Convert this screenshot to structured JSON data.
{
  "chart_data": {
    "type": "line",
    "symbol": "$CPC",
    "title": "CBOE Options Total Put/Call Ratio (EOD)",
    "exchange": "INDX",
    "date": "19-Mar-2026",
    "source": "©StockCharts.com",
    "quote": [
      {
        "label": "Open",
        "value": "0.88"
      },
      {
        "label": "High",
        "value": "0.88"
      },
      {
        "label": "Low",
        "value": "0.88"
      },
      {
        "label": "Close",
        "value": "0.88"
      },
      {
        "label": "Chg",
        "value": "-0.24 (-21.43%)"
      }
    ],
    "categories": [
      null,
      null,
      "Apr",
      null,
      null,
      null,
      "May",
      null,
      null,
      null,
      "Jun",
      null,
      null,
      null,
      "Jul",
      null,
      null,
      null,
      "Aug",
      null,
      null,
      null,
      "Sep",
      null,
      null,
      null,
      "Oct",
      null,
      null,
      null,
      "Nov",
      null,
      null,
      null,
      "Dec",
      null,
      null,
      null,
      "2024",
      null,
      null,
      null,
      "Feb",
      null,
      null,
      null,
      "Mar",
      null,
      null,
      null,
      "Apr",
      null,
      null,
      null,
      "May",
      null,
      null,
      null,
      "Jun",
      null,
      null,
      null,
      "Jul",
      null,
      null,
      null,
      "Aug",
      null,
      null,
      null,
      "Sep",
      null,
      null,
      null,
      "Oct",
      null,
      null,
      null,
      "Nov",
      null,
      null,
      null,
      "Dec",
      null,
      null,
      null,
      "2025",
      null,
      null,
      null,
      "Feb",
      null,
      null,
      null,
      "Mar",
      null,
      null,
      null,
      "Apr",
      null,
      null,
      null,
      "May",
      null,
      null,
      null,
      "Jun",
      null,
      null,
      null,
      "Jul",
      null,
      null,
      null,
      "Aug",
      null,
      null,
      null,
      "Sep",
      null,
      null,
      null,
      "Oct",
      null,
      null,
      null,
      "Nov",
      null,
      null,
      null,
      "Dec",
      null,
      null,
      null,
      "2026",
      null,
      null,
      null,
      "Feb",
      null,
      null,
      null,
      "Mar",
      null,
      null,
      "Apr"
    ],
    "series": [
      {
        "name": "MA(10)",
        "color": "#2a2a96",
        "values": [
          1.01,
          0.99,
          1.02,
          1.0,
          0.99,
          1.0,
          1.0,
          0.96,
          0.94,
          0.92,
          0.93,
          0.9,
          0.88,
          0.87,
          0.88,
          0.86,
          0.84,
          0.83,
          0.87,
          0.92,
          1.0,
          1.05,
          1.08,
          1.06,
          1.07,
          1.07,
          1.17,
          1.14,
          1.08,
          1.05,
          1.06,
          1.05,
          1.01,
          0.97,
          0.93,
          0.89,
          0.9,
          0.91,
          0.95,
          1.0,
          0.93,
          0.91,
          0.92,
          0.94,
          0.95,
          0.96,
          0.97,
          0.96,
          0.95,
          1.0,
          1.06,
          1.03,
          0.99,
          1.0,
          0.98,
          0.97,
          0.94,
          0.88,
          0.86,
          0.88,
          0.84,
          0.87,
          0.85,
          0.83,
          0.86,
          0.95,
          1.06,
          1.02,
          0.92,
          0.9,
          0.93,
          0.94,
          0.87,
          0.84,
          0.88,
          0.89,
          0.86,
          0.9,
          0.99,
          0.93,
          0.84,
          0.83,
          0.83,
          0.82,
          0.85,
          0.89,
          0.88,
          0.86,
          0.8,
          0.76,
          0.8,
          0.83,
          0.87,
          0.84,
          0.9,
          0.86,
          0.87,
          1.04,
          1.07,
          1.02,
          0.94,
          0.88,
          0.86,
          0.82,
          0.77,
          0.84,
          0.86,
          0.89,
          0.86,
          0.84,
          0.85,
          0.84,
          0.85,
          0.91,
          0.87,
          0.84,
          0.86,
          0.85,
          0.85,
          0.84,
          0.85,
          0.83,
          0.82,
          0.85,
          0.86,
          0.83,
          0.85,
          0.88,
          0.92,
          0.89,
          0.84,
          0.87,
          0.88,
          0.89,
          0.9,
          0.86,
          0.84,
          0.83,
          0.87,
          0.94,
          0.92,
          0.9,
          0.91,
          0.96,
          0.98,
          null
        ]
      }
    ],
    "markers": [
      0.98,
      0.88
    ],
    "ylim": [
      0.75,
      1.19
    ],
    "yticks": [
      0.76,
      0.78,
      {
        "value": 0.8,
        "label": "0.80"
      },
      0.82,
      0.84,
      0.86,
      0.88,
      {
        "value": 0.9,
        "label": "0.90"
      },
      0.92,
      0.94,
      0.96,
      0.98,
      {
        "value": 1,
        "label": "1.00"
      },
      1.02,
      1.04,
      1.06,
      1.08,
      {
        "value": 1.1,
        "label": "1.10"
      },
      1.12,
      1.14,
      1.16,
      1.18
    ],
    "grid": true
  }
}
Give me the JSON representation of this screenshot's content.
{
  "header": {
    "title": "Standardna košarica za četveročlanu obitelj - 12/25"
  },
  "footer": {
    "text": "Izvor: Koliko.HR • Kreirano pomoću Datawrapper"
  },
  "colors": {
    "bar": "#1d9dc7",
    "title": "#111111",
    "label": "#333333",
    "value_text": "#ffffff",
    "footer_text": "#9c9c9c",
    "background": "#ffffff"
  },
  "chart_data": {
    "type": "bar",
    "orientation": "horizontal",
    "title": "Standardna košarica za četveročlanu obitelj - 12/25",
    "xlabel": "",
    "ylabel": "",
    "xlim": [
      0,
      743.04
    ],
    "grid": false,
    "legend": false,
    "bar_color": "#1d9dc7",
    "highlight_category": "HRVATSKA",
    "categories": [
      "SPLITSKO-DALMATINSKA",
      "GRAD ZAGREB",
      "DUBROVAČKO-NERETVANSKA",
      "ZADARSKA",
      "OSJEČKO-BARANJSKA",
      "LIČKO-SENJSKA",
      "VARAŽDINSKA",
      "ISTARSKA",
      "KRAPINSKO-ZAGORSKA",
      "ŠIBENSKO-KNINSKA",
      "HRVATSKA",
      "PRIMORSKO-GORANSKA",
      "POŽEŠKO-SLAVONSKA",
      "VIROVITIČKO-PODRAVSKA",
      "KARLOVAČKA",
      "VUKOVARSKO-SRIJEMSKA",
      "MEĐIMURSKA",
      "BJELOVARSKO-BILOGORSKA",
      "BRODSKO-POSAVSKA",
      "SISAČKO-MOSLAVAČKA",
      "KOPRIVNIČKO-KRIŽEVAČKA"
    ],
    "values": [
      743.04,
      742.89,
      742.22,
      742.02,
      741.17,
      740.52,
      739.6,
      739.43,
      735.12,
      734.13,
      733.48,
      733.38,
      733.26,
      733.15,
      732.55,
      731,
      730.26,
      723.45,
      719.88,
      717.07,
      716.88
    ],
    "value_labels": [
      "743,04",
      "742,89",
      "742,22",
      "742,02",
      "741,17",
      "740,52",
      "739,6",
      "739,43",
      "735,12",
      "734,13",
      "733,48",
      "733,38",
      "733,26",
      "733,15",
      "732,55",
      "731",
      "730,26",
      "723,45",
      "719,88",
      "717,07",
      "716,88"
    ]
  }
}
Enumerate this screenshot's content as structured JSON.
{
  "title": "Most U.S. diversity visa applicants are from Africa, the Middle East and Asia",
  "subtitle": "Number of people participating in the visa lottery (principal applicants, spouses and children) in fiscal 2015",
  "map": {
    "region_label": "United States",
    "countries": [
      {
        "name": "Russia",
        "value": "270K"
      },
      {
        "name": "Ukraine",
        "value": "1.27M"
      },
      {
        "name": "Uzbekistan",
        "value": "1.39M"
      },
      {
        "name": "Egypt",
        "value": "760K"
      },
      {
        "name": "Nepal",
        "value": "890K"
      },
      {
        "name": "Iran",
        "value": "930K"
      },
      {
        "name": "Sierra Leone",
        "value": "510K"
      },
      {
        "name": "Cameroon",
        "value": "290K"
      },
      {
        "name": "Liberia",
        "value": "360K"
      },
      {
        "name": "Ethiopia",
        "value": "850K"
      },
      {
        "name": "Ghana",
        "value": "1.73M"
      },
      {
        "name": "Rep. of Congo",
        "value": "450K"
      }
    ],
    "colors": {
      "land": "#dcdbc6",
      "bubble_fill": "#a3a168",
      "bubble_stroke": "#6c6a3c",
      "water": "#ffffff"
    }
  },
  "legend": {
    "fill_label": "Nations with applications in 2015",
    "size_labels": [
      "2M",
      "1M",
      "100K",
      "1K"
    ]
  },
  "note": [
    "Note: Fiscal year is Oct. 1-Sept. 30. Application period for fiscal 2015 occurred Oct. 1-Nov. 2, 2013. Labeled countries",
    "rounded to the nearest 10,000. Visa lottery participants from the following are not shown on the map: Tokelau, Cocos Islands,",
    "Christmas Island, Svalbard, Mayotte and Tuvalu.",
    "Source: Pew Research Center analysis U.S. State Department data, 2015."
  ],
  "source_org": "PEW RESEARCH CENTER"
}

__TASK REQUIREMENTS__
Find every line with the word "JSON" and state how many there are, with no other words.

__OUTPUT FOR THIS TASK__
3